▶ _What is being asked_: Present each line of the entries below that holds the word "xlabel".
+++ Data supplied
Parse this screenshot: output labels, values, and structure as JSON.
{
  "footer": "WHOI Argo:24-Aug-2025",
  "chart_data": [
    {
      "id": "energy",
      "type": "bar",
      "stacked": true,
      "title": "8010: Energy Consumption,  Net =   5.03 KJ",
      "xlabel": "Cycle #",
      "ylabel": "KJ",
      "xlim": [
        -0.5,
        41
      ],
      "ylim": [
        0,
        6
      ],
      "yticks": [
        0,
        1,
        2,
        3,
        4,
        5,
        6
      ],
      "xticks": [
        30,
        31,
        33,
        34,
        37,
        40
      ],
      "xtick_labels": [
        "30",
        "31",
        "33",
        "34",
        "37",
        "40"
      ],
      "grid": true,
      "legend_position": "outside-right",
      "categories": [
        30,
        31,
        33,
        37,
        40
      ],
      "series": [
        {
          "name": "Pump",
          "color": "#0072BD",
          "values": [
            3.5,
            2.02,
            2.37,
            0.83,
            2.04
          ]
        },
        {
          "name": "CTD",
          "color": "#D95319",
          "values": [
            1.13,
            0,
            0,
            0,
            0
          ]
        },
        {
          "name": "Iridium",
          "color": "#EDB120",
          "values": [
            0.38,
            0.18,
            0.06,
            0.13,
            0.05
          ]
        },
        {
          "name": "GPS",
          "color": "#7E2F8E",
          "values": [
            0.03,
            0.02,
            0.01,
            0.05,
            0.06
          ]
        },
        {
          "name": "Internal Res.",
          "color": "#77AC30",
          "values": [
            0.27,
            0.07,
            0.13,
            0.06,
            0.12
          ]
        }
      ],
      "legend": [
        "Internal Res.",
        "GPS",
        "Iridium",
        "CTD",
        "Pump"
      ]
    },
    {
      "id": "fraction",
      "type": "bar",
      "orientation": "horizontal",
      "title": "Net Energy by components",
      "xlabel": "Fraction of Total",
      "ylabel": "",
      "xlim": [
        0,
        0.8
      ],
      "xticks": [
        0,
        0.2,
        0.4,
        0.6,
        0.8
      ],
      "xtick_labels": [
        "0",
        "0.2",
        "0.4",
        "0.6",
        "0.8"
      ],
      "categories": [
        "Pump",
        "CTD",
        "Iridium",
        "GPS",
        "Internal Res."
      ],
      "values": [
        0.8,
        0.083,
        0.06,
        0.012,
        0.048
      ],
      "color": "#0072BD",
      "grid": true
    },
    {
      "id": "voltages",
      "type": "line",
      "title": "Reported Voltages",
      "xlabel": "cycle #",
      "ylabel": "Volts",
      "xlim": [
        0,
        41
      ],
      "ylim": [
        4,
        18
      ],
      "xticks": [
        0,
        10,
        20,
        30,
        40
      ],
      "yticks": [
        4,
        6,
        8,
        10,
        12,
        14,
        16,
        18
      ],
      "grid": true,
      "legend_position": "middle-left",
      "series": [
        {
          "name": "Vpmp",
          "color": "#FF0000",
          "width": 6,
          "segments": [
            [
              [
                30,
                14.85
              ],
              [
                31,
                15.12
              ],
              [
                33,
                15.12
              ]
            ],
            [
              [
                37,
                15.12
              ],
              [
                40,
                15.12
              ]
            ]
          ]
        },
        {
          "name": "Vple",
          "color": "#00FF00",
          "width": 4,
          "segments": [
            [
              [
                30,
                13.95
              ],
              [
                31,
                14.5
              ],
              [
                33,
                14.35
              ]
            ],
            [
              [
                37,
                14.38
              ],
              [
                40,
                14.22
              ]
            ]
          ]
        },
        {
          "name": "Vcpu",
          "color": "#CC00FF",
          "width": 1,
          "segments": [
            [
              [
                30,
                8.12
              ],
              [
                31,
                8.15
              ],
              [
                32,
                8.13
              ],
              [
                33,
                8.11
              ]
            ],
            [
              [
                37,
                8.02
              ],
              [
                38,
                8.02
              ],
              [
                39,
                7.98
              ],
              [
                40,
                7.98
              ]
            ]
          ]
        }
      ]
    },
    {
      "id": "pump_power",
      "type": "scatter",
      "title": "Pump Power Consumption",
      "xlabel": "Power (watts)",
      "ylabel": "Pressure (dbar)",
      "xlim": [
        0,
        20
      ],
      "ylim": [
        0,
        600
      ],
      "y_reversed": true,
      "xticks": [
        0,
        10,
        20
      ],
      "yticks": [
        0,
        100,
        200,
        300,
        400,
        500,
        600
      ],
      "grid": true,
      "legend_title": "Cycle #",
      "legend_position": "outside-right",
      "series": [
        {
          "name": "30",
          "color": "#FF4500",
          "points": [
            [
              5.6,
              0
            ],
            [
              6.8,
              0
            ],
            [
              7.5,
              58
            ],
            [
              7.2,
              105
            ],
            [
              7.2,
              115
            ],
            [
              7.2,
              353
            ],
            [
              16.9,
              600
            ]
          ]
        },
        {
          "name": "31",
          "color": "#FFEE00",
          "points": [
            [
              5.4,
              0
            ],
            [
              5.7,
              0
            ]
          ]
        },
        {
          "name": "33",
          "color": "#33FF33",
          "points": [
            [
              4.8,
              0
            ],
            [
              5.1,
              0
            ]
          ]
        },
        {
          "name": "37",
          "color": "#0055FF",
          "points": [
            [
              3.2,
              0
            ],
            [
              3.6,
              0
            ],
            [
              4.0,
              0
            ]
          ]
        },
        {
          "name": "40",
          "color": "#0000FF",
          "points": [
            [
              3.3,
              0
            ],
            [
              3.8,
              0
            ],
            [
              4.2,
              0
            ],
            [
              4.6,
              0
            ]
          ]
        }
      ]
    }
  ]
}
++++++
▶ _Solved problem_:
      "xlabel": "Cycle #",
      "xlabel": "Fraction of Total",
      "xlabel": "cycle #",
      "xlabel": "Power (watts)",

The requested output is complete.